*** DATASET ROWS ***

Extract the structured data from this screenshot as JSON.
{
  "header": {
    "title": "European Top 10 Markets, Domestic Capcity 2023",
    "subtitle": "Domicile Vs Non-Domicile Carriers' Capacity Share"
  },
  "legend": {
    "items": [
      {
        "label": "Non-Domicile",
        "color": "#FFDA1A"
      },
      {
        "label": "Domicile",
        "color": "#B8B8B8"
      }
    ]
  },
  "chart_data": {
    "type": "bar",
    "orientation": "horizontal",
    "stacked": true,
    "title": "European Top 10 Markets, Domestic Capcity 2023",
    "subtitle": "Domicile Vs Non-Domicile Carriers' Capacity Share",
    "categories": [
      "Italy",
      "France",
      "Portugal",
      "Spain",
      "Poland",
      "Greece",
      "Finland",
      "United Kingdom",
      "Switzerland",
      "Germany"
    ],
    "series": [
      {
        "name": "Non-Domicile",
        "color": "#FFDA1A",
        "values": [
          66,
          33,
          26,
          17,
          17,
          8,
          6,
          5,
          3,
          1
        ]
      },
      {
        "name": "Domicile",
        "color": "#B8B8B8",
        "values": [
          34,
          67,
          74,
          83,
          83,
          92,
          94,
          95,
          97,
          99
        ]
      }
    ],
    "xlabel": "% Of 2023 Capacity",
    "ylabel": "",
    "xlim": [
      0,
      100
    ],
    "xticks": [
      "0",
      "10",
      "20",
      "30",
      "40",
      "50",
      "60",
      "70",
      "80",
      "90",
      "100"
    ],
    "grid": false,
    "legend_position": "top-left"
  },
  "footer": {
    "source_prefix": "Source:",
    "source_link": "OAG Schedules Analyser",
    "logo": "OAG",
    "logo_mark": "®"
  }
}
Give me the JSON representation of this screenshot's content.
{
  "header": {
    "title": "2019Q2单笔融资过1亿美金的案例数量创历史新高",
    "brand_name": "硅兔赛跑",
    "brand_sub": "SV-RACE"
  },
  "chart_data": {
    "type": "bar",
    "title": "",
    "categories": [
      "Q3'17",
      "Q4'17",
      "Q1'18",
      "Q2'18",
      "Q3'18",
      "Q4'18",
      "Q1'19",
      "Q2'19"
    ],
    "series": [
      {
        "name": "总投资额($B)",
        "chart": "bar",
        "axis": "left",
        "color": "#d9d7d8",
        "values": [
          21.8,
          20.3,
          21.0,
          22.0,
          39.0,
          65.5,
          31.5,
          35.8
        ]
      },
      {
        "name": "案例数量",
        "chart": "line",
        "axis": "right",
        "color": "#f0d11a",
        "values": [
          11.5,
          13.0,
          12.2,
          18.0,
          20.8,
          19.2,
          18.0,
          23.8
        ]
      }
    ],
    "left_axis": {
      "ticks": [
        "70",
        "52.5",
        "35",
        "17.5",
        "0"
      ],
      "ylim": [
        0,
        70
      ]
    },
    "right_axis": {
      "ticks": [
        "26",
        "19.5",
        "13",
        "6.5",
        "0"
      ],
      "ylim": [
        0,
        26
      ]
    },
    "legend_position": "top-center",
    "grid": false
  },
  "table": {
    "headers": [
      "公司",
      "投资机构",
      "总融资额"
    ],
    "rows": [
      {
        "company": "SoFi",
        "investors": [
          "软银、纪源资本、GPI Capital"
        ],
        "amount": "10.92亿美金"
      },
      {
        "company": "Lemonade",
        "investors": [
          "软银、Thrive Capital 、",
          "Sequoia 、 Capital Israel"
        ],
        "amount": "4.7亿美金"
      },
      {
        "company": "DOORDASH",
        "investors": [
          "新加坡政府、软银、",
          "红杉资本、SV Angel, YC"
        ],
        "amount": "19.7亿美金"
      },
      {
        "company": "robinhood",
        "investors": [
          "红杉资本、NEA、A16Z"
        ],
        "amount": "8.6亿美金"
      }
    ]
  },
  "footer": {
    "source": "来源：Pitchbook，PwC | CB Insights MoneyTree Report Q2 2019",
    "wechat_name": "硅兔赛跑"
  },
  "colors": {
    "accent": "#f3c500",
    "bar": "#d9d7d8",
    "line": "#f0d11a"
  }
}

***

### SET PROBLEM
Take the lines above and retype all of them exactly.

### FINAL RESULT
Extract the structured data from this screenshot as JSON.
{
  "header": {
    "title": "European Top 10 Markets, Domestic Capcity 2023",
    "subtitle": "Domicile Vs Non-Domicile Carriers' Capacity Share"
  },
  "legend": {
    "items": [
      {
        "label": "Non-Domicile",
        "color": "#FFDA1A"
      },
      {
        "label": "Domicile",
        "color": "#B8B8B8"
      }
    ]
  },
  "chart_data": {
    "type": "bar",
    "orientation": "horizontal",
    "stacked": true,
    "title": "European Top 10 Markets, Domestic Capcity 2023",
    "subtitle": "Domicile Vs Non-Domicile Carriers' Capacity Share",
    "categories": [
      "Italy",
      "France",
      "Portugal",
      "Spain",
      "Poland",
      "Greece",
      "Finland",
      "United Kingdom",
      "Switzerland",
      "Germany"
    ],
    "series": [
      {
        "name": "Non-Domicile",
        "color": "#FFDA1A",
        "values": [
          66,
          33,
          26,
          17,
          17,
          8,
          6,
          5,
          3,
          1
        ]
      },
      {
        "name": "Domicile",
        "color": "#B8B8B8",
        "values": [
          34,
          67,
          74,
          83,
          83,
          92,
          94,
          95,
          97,
          99
        ]
      }
    ],
    "xlabel": "% Of 2023 Capacity",
    "ylabel": "",
    "xlim": [
      0,
      100
    ],
    "xticks": [
      "0",
      "10",
      "20",
      "30",
      "40",
      "50",
      "60",
      "70",
      "80",
      "90",
      "100"
    ],
    "grid": false,
    "legend_position": "top-left"
  },
  "footer": {
    "source_prefix": "Source:",
    "source_link": "OAG Schedules Analyser",
    "logo": "OAG",
    "logo_mark": "®"
  }
}
Give me the JSON representation of this screenshot's content.
{
  "header": {
    "title": "2019Q2单笔融资过1亿美金的案例数量创历史新高",
    "brand_name": "硅兔赛跑",
    "brand_sub": "SV-RACE"
  },
  "chart_data": {
    "type": "bar",
    "title": "",
    "categories": [
      "Q3'17",
      "Q4'17",
      "Q1'18",
      "Q2'18",
      "Q3'18",
      "Q4'18",
      "Q1'19",
      "Q2'19"
    ],
    "series": [
      {
        "name": "总投资额($B)",
        "chart": "bar",
        "axis": "left",
        "color": "#d9d7d8",
        "values": [
          21.8,
          20.3,
          21.0,
          22.0,
          39.0,
          65.5,
          31.5,
          35.8
        ]
      },
      {
        "name": "案例数量",
        "chart": "line",
        "axis": "right",
        "color": "#f0d11a",
        "values": [
          11.5,
          13.0,
          12.2,
          18.0,
          20.8,
          19.2,
          18.0,
          23.8
        ]
      }
    ],
    "left_axis": {
      "ticks": [
        "70",
        "52.5",
        "35",
        "17.5",
        "0"
      ],
      "ylim": [
        0,
        70
      ]
    },
    "right_axis": {
      "ticks": [
        "26",
        "19.5",
        "13",
        "6.5",
        "0"
      ],
      "ylim": [
        0,
        26
      ]
    },
    "legend_position": "top-center",
    "grid": false
  },
  "table": {
    "headers": [
      "公司",
      "投资机构",
      "总融资额"
    ],
    "rows": [
      {
        "company": "SoFi",
        "investors": [
          "软银、纪源资本、GPI Capital"
        ],
        "amount": "10.92亿美金"
      },
      {
        "company": "Lemonade",
        "investors": [
          "软银、Thrive Capital 、",
          "Sequoia 、 Capital Israel"
        ],
        "amount": "4.7亿美金"
      },
      {
        "company": "DOORDASH",
        "investors": [
          "新加坡政府、软银、",
          "红杉资本、SV Angel, YC"
        ],
        "amount": "19.7亿美金"
      },
      {
        "company": "robinhood",
        "investors": [
          "红杉资本、NEA、A16Z"
        ],
        "amount": "8.6亿美金"
      }
    ]
  },
  "footer": {
    "source": "来源：Pitchbook，PwC | CB Insights MoneyTree Report Q2 2019",
    "wechat_name": "硅兔赛跑"
  },
  "colors": {
    "accent": "#f3c500",
    "bar": "#d9d7d8",
    "line": "#f0d11a"
  }
}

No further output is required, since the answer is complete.